» What is needed
Look through the records that follow. Copy every line containing the word "εἶναι".

» Data provided
>> START

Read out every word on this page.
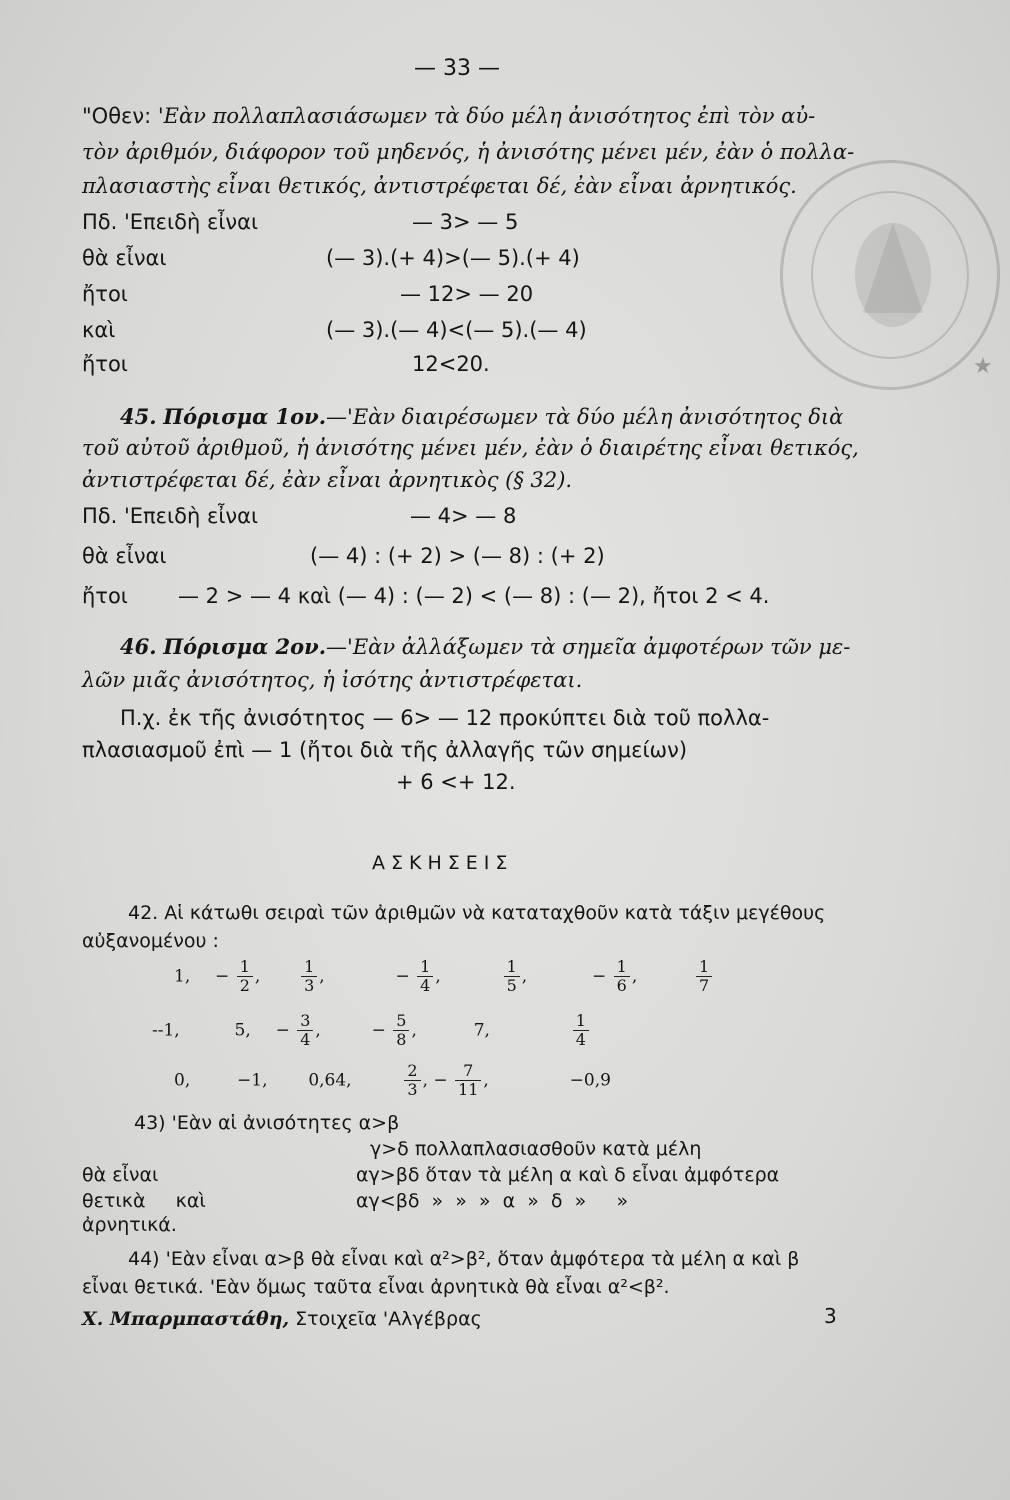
★
— 33 —
"Οθεν: 'Εὰν πολλαπλασιάσωμεν τὰ δύο μέλη ἀνισότητος ἐπὶ τὸν αὐ-
τὸν ἀριθμόν, διάφορον τοῦ μηδενός, ἡ ἀνισότης μένει μέν, ἐὰν ὁ πολλα-
πλασιαστὴς εἶναι θετικός, ἀντιστρέφεται δέ, ἐὰν εἶναι ἀρνητικός.
Πδ. 'Επειδὴ εἶναι	— 3> — 5
θὰ εἶναι	(— 3).(+ 4)>(— 5).(+ 4)
ἤτοι	— 12> — 20
καὶ	(— 3).(— 4)<(— 5).(— 4)
ἤτοι	12<20.
45. Πόρισμα 1ον.—'Εὰν διαιρέσωμεν τὰ δύο μέλη ἀνισότητος διὰ
τοῦ αὐτοῦ ἀριθμοῦ, ἡ ἀνισότης μένει μέν, ἐὰν ὁ διαιρέτης εἶναι θετικός,
ἀντιστρέφεται δέ, ἐὰν εἶναι ἀρνητικὸς (§ 32).
Πδ. 'Επειδὴ εἶναι	— 4> — 8
θὰ εἶναι	(— 4) : (+ 2) > (— 8) : (+ 2)
ἤτοι — 2 > — 4 καὶ (— 4) : (— 2) < (— 8) : (— 2), ἤτοι 2 < 4.
46. Πόρισμα 2ον.—'Εὰν ἀλλάξωμεν τὰ σημεῖα ἀμφοτέρων τῶν με-
λῶν μιᾶς ἀνισότητος, ἡ ἰσότης ἀντιστρέφεται.
Π.χ. ἐκ τῆς ἀνισότητος — 6> — 12 προκύπτει διὰ τοῦ πολλα-
πλασιασμοῦ ἐπὶ — 1 (ἤτοι διὰ τῆς ἀλλαγῆς τῶν σημείων)
+ 6 <+ 12.
ΑΣΚΗΣΕΙΣ
42. Αἱ κάτωθι σειραὶ τῶν ἀριθμῶν νὰ καταταχθοῦν κατὰ τάξιν μεγέθους
αὐξανομένου :
1, − $\frac{1}{2}$ , $\frac{1}{3}$ ,	− $\frac{1}{4}$ ,	$\frac{1}{5}$ ,	− $\frac{1}{6}$ ,	$\frac{1}{7}$
--1,	5, − $\frac{3}{4}$ ,	− $\frac{5}{8}$ ,	7,	$\frac{1}{4}$
0,	−1, 0,64,	$\frac{2}{3}$ , − $\frac{7}{11}$ ,	−0,9
43) 'Εὰν αἱ ἀνισότητες α>β
γ>δ πολλαπλασιασθοῦν κατὰ μέλη
θὰ εἶναι	αγ>βδ ὅταν τὰ μέλη α καὶ δ εἶναι ἀμφότερα
θετικὰ     καὶ	αγ<βδ  »  »  »  α  »  δ  »     »
ἀρνητικά.
44) 'Εὰν εἶναι α>β θὰ εἶναι καὶ α²>β², ὅταν ἀμφότερα τὰ μέλη α καὶ β
εἶναι θετικά. 'Εὰν ὅμως ταῦτα εἶναι ἀρνητικὰ θὰ εἶναι α²<β².
Χ. Μπαρμπαστάθη, Στοιχεῖα 'Αλγέβρας	3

>> END

» Reply to the exercise
πλασιαστὴς εἶναι θετικός, ἀντιστρέφεται δέ, ἐὰν εἶναι ἀρνητικός.
Πδ. 'Επειδὴ εἶναι	— 3> — 5
θὰ εἶναι	(— 3).(+ 4)>(— 5).(+ 4)
τοῦ αὐτοῦ ἀριθμοῦ, ἡ ἀνισότης μένει μέν, ἐὰν ὁ διαιρέτης εἶναι θετικός,
ἀντιστρέφεται δέ, ἐὰν εἶναι ἀρνητικὸς (§ 32).
Πδ. 'Επειδὴ εἶναι	— 4> — 8
θὰ εἶναι	(— 4) : (+ 2) > (— 8) : (+ 2)
θὰ εἶναι	αγ>βδ ὅταν τὰ μέλη α καὶ δ εἶναι ἀμφότερα
44) 'Εὰν εἶναι α>β θὰ εἶναι καὶ α²>β², ὅταν ἀμφότερα τὰ μέλη α καὶ β
εἶναι θετικά. 'Εὰν ὅμως ταῦτα εἶναι ἀρνητικὰ θὰ εἶναι α²<β².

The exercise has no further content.